▶ **Objective**: Select all lines holding the word "Взаимопонимание" from the entries that follow.

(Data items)
•••

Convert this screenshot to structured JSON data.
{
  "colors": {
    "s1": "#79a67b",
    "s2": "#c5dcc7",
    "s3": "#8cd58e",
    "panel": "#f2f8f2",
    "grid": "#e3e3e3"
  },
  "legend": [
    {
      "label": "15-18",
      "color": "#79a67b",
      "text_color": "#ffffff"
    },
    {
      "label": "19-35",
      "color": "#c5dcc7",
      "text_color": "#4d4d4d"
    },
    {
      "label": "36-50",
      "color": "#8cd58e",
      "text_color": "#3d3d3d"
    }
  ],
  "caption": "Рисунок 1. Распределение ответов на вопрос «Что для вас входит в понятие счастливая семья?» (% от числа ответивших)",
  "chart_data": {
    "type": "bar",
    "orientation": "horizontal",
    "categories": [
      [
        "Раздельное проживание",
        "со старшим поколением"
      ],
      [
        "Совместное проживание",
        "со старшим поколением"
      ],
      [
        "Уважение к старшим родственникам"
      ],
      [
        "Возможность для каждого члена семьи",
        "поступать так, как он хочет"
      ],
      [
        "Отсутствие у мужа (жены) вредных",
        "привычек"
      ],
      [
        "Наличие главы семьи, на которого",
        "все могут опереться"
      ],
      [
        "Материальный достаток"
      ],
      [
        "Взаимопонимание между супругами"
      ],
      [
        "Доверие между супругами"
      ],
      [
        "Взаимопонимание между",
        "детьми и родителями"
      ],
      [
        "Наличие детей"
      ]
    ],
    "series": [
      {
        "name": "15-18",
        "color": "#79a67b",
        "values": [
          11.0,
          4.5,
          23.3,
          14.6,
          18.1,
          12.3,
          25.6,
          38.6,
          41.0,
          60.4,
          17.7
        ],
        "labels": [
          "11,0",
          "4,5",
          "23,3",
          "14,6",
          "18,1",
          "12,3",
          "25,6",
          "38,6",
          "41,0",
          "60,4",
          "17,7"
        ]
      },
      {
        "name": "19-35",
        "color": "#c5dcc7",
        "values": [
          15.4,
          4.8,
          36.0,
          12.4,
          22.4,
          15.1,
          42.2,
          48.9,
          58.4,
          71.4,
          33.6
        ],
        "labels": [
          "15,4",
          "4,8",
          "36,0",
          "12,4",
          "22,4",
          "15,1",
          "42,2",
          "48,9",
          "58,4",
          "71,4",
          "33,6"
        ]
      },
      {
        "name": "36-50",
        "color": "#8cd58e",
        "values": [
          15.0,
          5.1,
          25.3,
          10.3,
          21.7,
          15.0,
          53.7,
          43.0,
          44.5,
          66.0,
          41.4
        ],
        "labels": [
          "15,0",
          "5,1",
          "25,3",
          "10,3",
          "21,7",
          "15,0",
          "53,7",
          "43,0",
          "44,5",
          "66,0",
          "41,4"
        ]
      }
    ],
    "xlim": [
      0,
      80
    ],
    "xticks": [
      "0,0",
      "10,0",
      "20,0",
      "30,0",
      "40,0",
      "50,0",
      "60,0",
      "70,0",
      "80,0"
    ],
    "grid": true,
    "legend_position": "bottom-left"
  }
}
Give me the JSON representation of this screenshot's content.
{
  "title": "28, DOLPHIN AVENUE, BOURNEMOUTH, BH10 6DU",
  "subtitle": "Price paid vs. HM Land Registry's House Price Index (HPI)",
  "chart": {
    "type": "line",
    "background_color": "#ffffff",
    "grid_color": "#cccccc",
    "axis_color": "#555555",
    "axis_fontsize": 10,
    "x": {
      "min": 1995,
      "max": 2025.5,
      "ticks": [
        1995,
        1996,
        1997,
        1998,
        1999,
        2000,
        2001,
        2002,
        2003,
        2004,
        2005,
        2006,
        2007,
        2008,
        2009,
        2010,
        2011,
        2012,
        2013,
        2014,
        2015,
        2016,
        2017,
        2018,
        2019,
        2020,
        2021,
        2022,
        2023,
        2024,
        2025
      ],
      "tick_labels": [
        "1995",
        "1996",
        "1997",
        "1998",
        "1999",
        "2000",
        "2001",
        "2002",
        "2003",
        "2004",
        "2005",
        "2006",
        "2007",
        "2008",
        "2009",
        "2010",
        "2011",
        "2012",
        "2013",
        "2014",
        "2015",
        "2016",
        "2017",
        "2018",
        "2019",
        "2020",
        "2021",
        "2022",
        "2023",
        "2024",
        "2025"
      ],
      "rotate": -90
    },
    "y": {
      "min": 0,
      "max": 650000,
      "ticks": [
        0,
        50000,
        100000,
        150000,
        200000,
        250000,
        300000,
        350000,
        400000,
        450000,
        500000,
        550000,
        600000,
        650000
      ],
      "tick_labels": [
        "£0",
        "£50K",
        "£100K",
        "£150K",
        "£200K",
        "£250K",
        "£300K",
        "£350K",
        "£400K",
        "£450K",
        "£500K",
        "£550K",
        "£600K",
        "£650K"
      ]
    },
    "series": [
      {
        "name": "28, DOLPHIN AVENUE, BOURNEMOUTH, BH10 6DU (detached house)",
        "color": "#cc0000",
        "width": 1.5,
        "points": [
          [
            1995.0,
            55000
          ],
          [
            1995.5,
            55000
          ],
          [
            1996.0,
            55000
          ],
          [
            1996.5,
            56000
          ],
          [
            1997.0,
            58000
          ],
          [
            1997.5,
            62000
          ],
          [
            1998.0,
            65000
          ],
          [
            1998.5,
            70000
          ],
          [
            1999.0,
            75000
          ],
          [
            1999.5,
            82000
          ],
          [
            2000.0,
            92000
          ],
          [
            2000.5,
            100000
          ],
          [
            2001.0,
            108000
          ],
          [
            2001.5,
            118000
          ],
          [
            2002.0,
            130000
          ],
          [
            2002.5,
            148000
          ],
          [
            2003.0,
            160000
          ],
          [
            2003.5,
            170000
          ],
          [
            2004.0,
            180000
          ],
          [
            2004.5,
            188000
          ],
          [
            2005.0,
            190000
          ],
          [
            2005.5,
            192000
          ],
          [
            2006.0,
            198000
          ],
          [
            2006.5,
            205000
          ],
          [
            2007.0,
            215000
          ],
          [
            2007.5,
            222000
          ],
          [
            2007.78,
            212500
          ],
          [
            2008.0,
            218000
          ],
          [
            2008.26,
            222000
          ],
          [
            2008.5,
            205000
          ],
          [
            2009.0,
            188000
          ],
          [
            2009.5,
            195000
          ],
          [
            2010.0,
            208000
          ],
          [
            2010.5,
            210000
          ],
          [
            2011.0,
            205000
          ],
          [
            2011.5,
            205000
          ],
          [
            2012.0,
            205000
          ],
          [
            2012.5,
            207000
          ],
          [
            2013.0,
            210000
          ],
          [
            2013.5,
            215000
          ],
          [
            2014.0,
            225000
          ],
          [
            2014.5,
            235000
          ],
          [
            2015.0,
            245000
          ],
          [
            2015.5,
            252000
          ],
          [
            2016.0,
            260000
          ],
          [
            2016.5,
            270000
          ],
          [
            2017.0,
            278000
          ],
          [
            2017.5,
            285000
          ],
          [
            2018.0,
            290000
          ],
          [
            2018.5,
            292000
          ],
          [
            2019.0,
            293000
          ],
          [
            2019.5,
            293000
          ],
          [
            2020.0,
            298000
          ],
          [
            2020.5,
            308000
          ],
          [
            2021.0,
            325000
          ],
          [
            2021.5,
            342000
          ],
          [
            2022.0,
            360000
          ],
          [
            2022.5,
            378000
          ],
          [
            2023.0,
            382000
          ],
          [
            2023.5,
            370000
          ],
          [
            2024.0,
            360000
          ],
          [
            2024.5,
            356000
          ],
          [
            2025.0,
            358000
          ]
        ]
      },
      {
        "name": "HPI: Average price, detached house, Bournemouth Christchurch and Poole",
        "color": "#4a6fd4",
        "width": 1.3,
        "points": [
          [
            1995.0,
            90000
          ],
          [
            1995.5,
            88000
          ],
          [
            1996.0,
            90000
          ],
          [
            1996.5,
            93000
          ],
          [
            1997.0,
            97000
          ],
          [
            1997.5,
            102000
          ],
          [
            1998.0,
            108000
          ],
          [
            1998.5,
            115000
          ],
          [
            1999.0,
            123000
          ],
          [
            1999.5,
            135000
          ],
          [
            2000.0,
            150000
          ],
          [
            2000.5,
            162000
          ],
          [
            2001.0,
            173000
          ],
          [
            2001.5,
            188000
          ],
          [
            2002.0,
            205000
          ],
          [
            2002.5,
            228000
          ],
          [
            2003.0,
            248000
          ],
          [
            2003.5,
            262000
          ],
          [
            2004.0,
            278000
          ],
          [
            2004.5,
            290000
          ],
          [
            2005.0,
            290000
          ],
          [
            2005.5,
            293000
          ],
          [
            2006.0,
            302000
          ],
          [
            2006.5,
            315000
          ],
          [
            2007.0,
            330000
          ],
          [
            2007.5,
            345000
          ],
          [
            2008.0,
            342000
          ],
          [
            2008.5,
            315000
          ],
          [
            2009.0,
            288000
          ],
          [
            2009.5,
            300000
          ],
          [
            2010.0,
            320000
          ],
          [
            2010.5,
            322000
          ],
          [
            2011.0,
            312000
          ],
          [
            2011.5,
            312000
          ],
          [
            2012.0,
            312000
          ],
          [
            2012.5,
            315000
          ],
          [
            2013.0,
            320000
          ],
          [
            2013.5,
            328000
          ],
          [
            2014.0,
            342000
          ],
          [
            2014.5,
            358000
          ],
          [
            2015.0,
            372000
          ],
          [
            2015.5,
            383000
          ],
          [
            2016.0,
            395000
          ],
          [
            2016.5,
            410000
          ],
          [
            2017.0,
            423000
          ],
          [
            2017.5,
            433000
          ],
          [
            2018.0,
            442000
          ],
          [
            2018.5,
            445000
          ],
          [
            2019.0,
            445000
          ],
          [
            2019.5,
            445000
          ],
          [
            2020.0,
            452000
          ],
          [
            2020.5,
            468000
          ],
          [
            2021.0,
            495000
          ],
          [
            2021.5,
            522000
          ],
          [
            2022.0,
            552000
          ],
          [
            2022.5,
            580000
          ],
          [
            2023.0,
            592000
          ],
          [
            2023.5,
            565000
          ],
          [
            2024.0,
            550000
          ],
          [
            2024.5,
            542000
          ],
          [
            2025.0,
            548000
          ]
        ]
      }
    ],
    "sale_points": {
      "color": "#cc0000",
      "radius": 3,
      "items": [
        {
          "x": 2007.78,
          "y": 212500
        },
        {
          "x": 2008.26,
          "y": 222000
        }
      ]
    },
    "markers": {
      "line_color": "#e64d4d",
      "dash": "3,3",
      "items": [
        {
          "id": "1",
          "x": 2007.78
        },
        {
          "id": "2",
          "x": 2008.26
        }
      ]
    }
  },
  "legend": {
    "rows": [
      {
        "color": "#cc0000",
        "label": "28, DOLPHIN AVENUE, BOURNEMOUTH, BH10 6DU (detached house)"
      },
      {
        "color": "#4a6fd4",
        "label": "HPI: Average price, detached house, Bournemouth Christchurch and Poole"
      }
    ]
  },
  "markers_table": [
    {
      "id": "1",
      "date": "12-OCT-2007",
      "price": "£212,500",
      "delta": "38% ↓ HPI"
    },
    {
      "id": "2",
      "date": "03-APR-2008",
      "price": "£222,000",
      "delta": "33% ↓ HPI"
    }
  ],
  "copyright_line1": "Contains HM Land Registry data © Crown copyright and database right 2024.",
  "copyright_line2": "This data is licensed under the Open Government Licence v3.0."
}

•••

▶ **Exercise solution**:
        "Взаимопонимание между супругами"
        "Взаимопонимание между",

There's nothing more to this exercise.